### Data entries

========

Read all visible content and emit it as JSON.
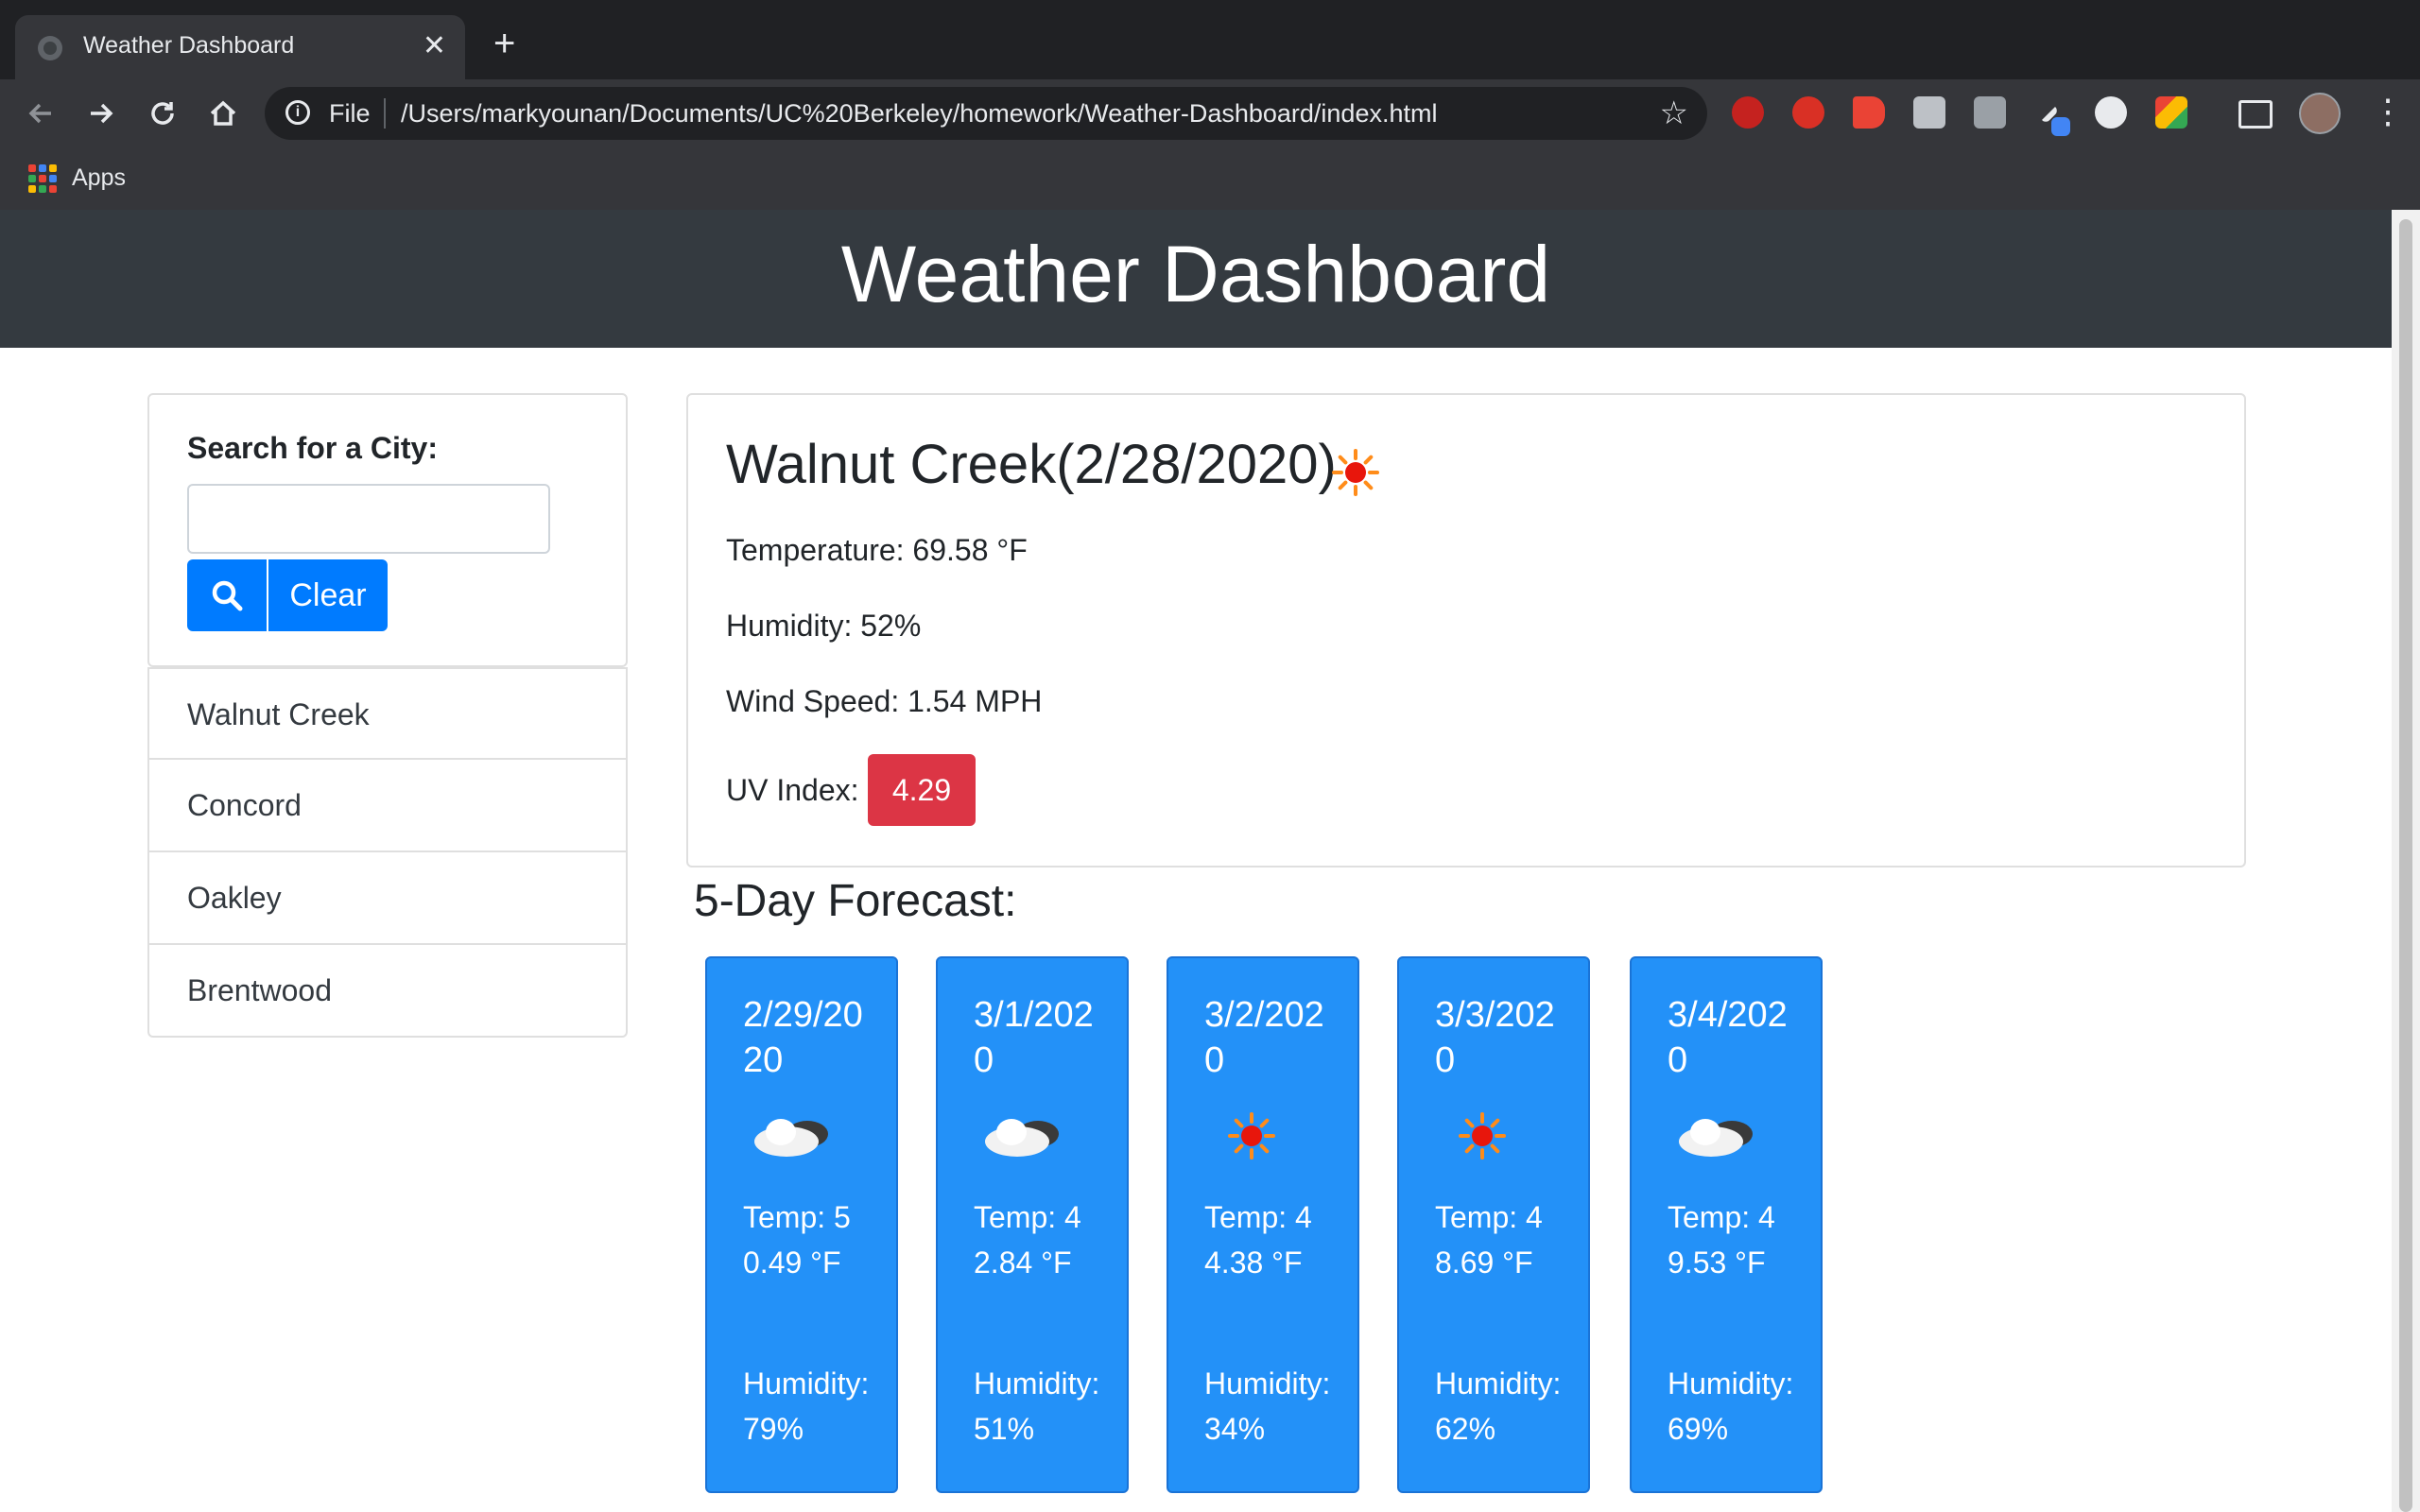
{
  "browser": {
    "tab_title": "Weather Dashboard",
    "tab_close": "✕",
    "new_tab": "+",
    "omnibox_scheme": "File",
    "url": "/Users/markyounan/Documents/UC%20Berkeley/homework/Weather-Dashboard/index.html",
    "bookmarks_apps_label": "Apps"
  },
  "header": {
    "title": "Weather Dashboard"
  },
  "search": {
    "label": "Search for a City:",
    "input_value": "",
    "search_icon": "search-icon",
    "clear_label": "Clear"
  },
  "cities": [
    "Walnut Creek",
    "Concord",
    "Oakley",
    "Brentwood"
  ],
  "current": {
    "heading": "Walnut Creek(2/28/2020)",
    "icon": "sun-icon",
    "temperature": "Temperature: 69.58 °F",
    "humidity": "Humidity: 52%",
    "wind": "Wind Speed: 1.54 MPH",
    "uv_label": "UV Index:",
    "uv_value": "4.29",
    "uv_color": "#dc3545"
  },
  "forecast": {
    "title": "5-Day Forecast:",
    "card_color": "#2391f8",
    "days": [
      {
        "date": "2/29/2020",
        "icon": "cloud-icon",
        "temp": "Temp: 50.49 °F",
        "humidity": "Humidity: 79%"
      },
      {
        "date": "3/1/2020",
        "icon": "cloud-icon",
        "temp": "Temp: 42.84 °F",
        "humidity": "Humidity: 51%"
      },
      {
        "date": "3/2/2020",
        "icon": "sun-icon",
        "temp": "Temp: 44.38 °F",
        "humidity": "Humidity: 34%"
      },
      {
        "date": "3/3/2020",
        "icon": "sun-icon",
        "temp": "Temp: 48.69 °F",
        "humidity": "Humidity: 62%"
      },
      {
        "date": "3/4/2020",
        "icon": "cloud-icon",
        "temp": "Temp: 49.53 °F",
        "humidity": "Humidity: 69%"
      }
    ]
  }
}
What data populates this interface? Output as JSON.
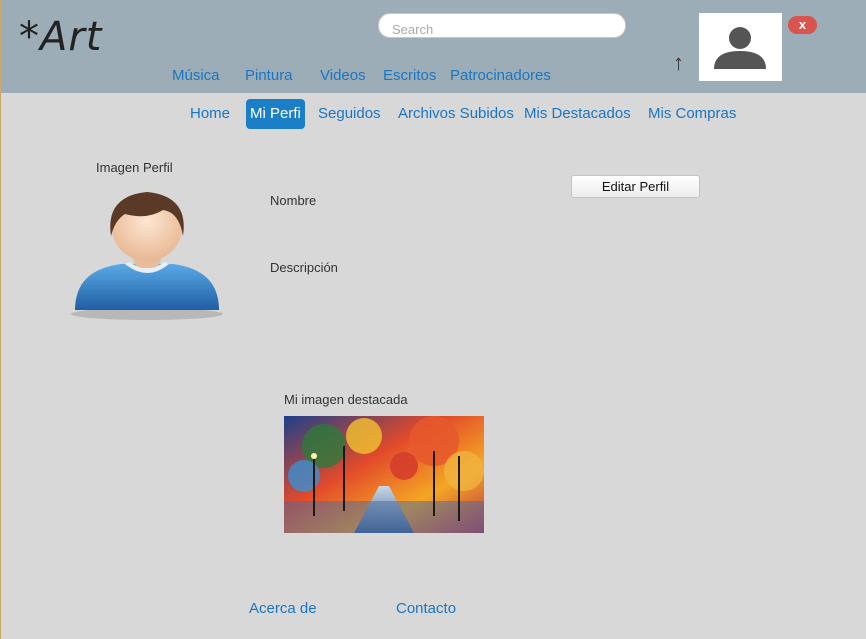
{
  "header": {
    "logo": "*Art",
    "search_placeholder": "Search",
    "categories": [
      "Música",
      "Pintura",
      "Videos",
      "Escritos",
      "Patrocinadores"
    ],
    "close_label": "x"
  },
  "subnav": {
    "items": [
      "Home",
      "Mi Perfi",
      "Seguidos",
      "Archivos Subidos",
      "Mis Destacados",
      "Mis Compras"
    ],
    "active_index": 1
  },
  "profile": {
    "image_label": "Imagen Perfil",
    "name_label": "Nombre",
    "description_label": "Descripción",
    "edit_button": "Editar Perfil",
    "featured_label": "Mi imagen destacada"
  },
  "footer": {
    "about": "Acerca de",
    "contact": "Contacto"
  },
  "colors": {
    "header_bg": "#9cadb8",
    "page_bg": "#d8d8d8",
    "link": "#1a76c2",
    "active_tab": "#1b7fc7",
    "close_button": "#d9534f"
  }
}
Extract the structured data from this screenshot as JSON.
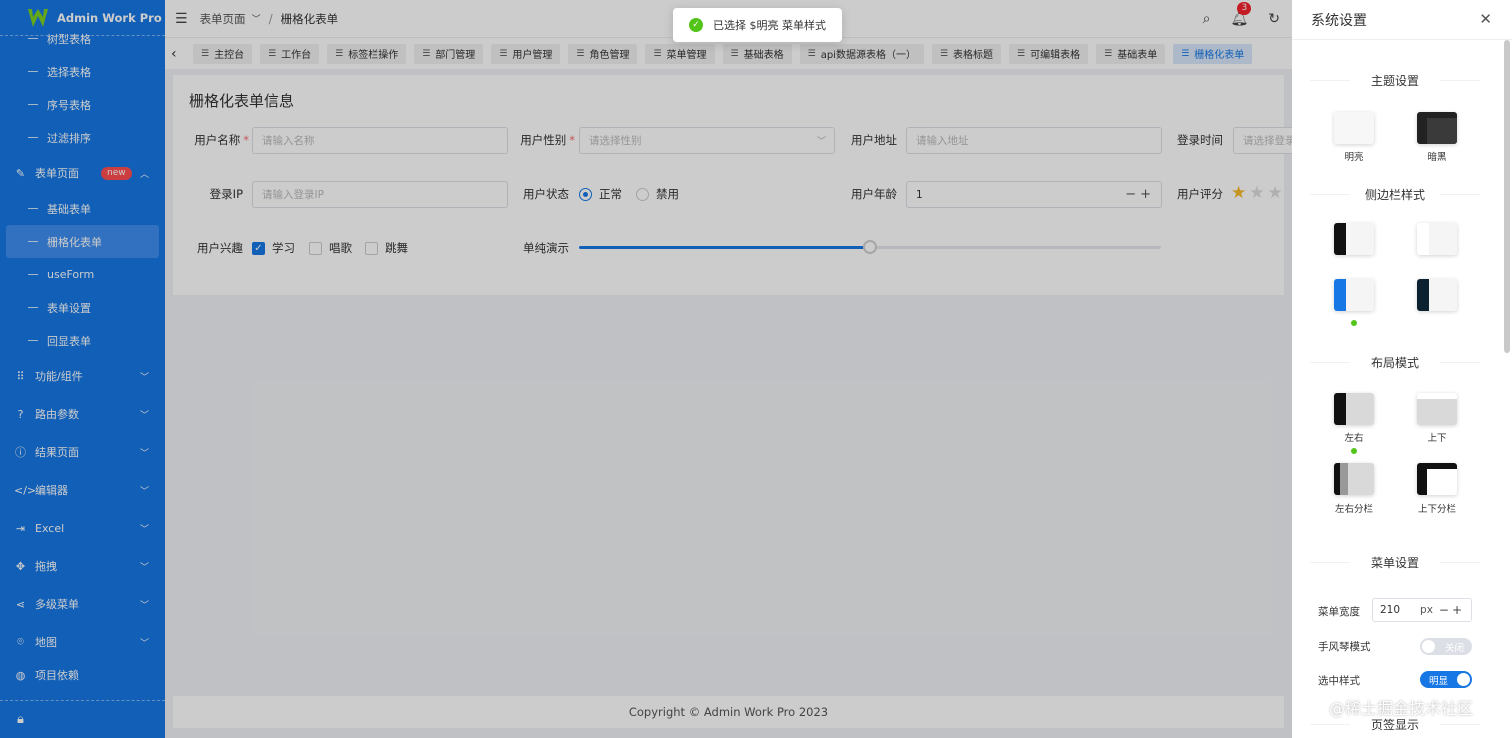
{
  "app": {
    "logo_text": "Admin Work Pro"
  },
  "sidebar": {
    "top_subitems": [
      {
        "label": "树型表格"
      },
      {
        "label": "选择表格"
      },
      {
        "label": "序号表格"
      },
      {
        "label": "过滤排序"
      }
    ],
    "form_group": {
      "label": "表单页面",
      "badge": "new"
    },
    "form_subitems": [
      {
        "label": "基础表单"
      },
      {
        "label": "栅格化表单"
      },
      {
        "label": "useForm"
      },
      {
        "label": "表单设置"
      },
      {
        "label": "回显表单"
      }
    ],
    "groups": [
      {
        "label": "功能/组件",
        "icon": "grid-icon"
      },
      {
        "label": "路由参数",
        "icon": "question-icon"
      },
      {
        "label": "结果页面",
        "icon": "info-icon"
      },
      {
        "label": "编辑器",
        "icon": "code-icon"
      },
      {
        "label": "Excel",
        "icon": "export-icon"
      },
      {
        "label": "拖拽",
        "icon": "move-icon"
      },
      {
        "label": "多级菜单",
        "icon": "share-icon"
      },
      {
        "label": "地图",
        "icon": "location-icon"
      },
      {
        "label": "项目依赖",
        "icon": "globe-icon"
      }
    ]
  },
  "header": {
    "breadcrumb": [
      "表单页面",
      "栅格化表单"
    ],
    "bell_count": "3"
  },
  "tabs": [
    {
      "label": "主控台"
    },
    {
      "label": "工作台"
    },
    {
      "label": "标签栏操作"
    },
    {
      "label": "部门管理"
    },
    {
      "label": "用户管理"
    },
    {
      "label": "角色管理"
    },
    {
      "label": "菜单管理"
    },
    {
      "label": "基础表格"
    },
    {
      "label": "api数据源表格（一）"
    },
    {
      "label": "表格标题"
    },
    {
      "label": "可编辑表格"
    },
    {
      "label": "基础表单"
    },
    {
      "label": "栅格化表单"
    }
  ],
  "form": {
    "title": "栅格化表单信息",
    "username": {
      "label": "用户名称",
      "placeholder": "请输入名称"
    },
    "gender": {
      "label": "用户性别",
      "placeholder": "请选择性别"
    },
    "address": {
      "label": "用户地址",
      "placeholder": "请输入地址"
    },
    "login_time": {
      "label": "登录时间",
      "placeholder": "请选择登录"
    },
    "login_ip": {
      "label": "登录IP",
      "placeholder": "请输入登录IP"
    },
    "status": {
      "label": "用户状态",
      "options": [
        "正常",
        "禁用"
      ],
      "selected": "正常"
    },
    "age": {
      "label": "用户年龄",
      "value": "1"
    },
    "rating": {
      "label": "用户评分",
      "value": 1,
      "visible_stars": 3
    },
    "hobby": {
      "label": "用户兴趣",
      "options": [
        "学习",
        "唱歌",
        "跳舞"
      ],
      "checked": [
        "学习"
      ]
    },
    "slider": {
      "label": "单纯演示",
      "value_fraction": 0.5
    }
  },
  "footer": {
    "text": "Copyright © Admin Work Pro 2023"
  },
  "toast": {
    "text": "已选择 $明亮 菜单样式"
  },
  "drawer": {
    "title": "系统设置",
    "theme": {
      "title": "主题设置",
      "options": [
        "明亮",
        "暗黑"
      ]
    },
    "sidebar_style": {
      "title": "侧边栏样式"
    },
    "layout": {
      "title": "布局模式",
      "options": [
        "左右",
        "上下",
        "左右分栏",
        "上下分栏"
      ]
    },
    "menu": {
      "title": "菜单设置",
      "width_label": "菜单宽度",
      "width_value": "210",
      "width_unit": "px",
      "accordion_label": "手风琴模式",
      "accordion_state": "关闭",
      "selected_style_label": "选中样式",
      "selected_style_state": "明显"
    },
    "tab_display": "页签显示"
  },
  "watermark": "@稀土掘金技术社区",
  "colors": {
    "primary": "#1677e5",
    "success": "#52c41a",
    "danger": "#f5222d"
  }
}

========

### TO DO
Transcribe the full listing above exactly as it stands, minus the pictures.

### EXERCISE ANSWER
Read all visible content and emit it as JSON.
{
  "browser": {
    "tab_title": "Weather Dashboard",
    "tab_close": "✕",
    "new_tab": "+",
    "omnibox_scheme": "File",
    "url": "/Users/markyounan/Documents/UC%20Berkeley/homework/Weather-Dashboard/index.html",
    "bookmarks_apps_label": "Apps"
  },
  "header": {
    "title": "Weather Dashboard"
  },
  "search": {
    "label": "Search for a City:",
    "input_value": "",
    "search_icon": "search-icon",
    "clear_label": "Clear"
  },
  "cities": [
    "Walnut Creek",
    "Concord",
    "Oakley",
    "Brentwood"
  ],
  "current": {
    "heading": "Walnut Creek(2/28/2020)",
    "icon": "sun-icon",
    "temperature": "Temperature: 69.58 °F",
    "humidity": "Humidity: 52%",
    "wind": "Wind Speed: 1.54 MPH",
    "uv_label": "UV Index:",
    "uv_value": "4.29",
    "uv_color": "#dc3545"
  },
  "forecast": {
    "title": "5-Day Forecast:",
    "card_color": "#2391f8",
    "days": [
      {
        "date": "2/29/2020",
        "icon": "cloud-icon",
        "temp": "Temp: 50.49 °F",
        "humidity": "Humidity: 79%"
      },
      {
        "date": "3/1/2020",
        "icon": "cloud-icon",
        "temp": "Temp: 42.84 °F",
        "humidity": "Humidity: 51%"
      },
      {
        "date": "3/2/2020",
        "icon": "sun-icon",
        "temp": "Temp: 44.38 °F",
        "humidity": "Humidity: 34%"
      },
      {
        "date": "3/3/2020",
        "icon": "sun-icon",
        "temp": "Temp: 48.69 °F",
        "humidity": "Humidity: 62%"
      },
      {
        "date": "3/4/2020",
        "icon": "cloud-icon",
        "temp": "Temp: 49.53 °F",
        "humidity": "Humidity: 69%"
      }
    ]
  }
}
What data populates this interface? Output as JSON.
{
  "header": {
    "logo": "*Art",
    "search_placeholder": "Search",
    "categories": [
      "Música",
      "Pintura",
      "Videos",
      "Escritos",
      "Patrocinadores"
    ],
    "close_label": "x"
  },
  "subnav": {
    "items": [
      "Home",
      "Mi Perfi",
      "Seguidos",
      "Archivos Subidos",
      "Mis Destacados",
      "Mis Compras"
    ],
    "active_index": 1
  },
  "profile": {
    "image_label": "Imagen Perfil",
    "name_label": "Nombre",
    "description_label": "Descripción",
    "edit_button": "Editar Perfil",
    "featured_label": "Mi imagen destacada"
  },
  "footer": {
    "about": "Acerca de",
    "contact": "Contacto"
  },
  "colors": {
    "header_bg": "#9cadb8",
    "page_bg": "#d8d8d8",
    "link": "#1a76c2",
    "active_tab": "#1b7fc7",
    "close_button": "#d9534f"
  }
}
Extract the structured data from this screenshot as JSON.
{
  "app": {
    "logo_text": "Admin Work Pro"
  },
  "sidebar": {
    "top_subitems": [
      {
        "label": "树型表格"
      },
      {
        "label": "选择表格"
      },
      {
        "label": "序号表格"
      },
      {
        "label": "过滤排序"
      }
    ],
    "form_group": {
      "label": "表单页面",
      "badge": "new"
    },
    "form_subitems": [
      {
        "label": "基础表单"
      },
      {
        "label": "栅格化表单"
      },
      {
        "label": "useForm"
      },
      {
        "label": "表单设置"
      },
      {
        "label": "回显表单"
      }
    ],
    "groups": [
      {
        "label": "功能/组件",
        "icon": "grid-icon"
      },
      {
        "label": "路由参数",
        "icon": "question-icon"
      },
      {
        "label": "结果页面",
        "icon": "info-icon"
      },
      {
        "label": "编辑器",
        "icon": "code-icon"
      },
      {
        "label": "Excel",
        "icon": "export-icon"
      },
      {
        "label": "拖拽",
        "icon": "move-icon"
      },
      {
        "label": "多级菜单",
        "icon": "share-icon"
      },
      {
        "label": "地图",
        "icon": "location-icon"
      },
      {
        "label": "项目依赖",
        "icon": "globe-icon"
      }
    ]
  },
  "header": {
    "breadcrumb": [
      "表单页面",
      "栅格化表单"
    ],
    "bell_count": "3"
  },
  "tabs": [
    {
      "label": "主控台"
    },
    {
      "label": "工作台"
    },
    {
      "label": "标签栏操作"
    },
    {
      "label": "部门管理"
    },
    {
      "label": "用户管理"
    },
    {
      "label": "角色管理"
    },
    {
      "label": "菜单管理"
    },
    {
      "label": "基础表格"
    },
    {
      "label": "api数据源表格（一）"
    },
    {
      "label": "表格标题"
    },
    {
      "label": "可编辑表格"
    },
    {
      "label": "基础表单"
    },
    {
      "label": "栅格化表单"
    }
  ],
  "form": {
    "title": "栅格化表单信息",
    "username": {
      "label": "用户名称",
      "placeholder": "请输入名称"
    },
    "gender": {
      "label": "用户性别",
      "placeholder": "请选择性别"
    },
    "address": {
      "label": "用户地址",
      "placeholder": "请输入地址"
    },
    "login_time": {
      "label": "登录时间",
      "placeholder": "请选择登录"
    },
    "login_ip": {
      "label": "登录IP",
      "placeholder": "请输入登录IP"
    },
    "status": {
      "label": "用户状态",
      "options": [
        "正常",
        "禁用"
      ],
      "selected": "正常"
    },
    "age": {
      "label": "用户年龄",
      "value": "1"
    },
    "rating": {
      "label": "用户评分",
      "value": 1,
      "visible_stars": 3
    },
    "hobby": {
      "label": "用户兴趣",
      "options": [
        "学习",
        "唱歌",
        "跳舞"
      ],
      "checked": [
        "学习"
      ]
    },
    "slider": {
      "label": "单纯演示",
      "value_fraction": 0.5
    }
  },
  "footer": {
    "text": "Copyright © Admin Work Pro 2023"
  },
  "toast": {
    "text": "已选择 $明亮 菜单样式"
  },
  "drawer": {
    "title": "系统设置",
    "theme": {
      "title": "主题设置",
      "options": [
        "明亮",
        "暗黑"
      ]
    },
    "sidebar_style": {
      "title": "侧边栏样式"
    },
    "layout": {
      "title": "布局模式",
      "options": [
        "左右",
        "上下",
        "左右分栏",
        "上下分栏"
      ]
    },
    "menu": {
      "title": "菜单设置",
      "width_label": "菜单宽度",
      "width_value": "210",
      "width_unit": "px",
      "accordion_label": "手风琴模式",
      "accordion_state": "关闭",
      "selected_style_label": "选中样式",
      "selected_style_state": "明显"
    },
    "tab_display": "页签显示"
  },
  "watermark": "@稀土掘金技术社区",
  "colors": {
    "primary": "#1677e5",
    "success": "#52c41a",
    "danger": "#f5222d"
  }
}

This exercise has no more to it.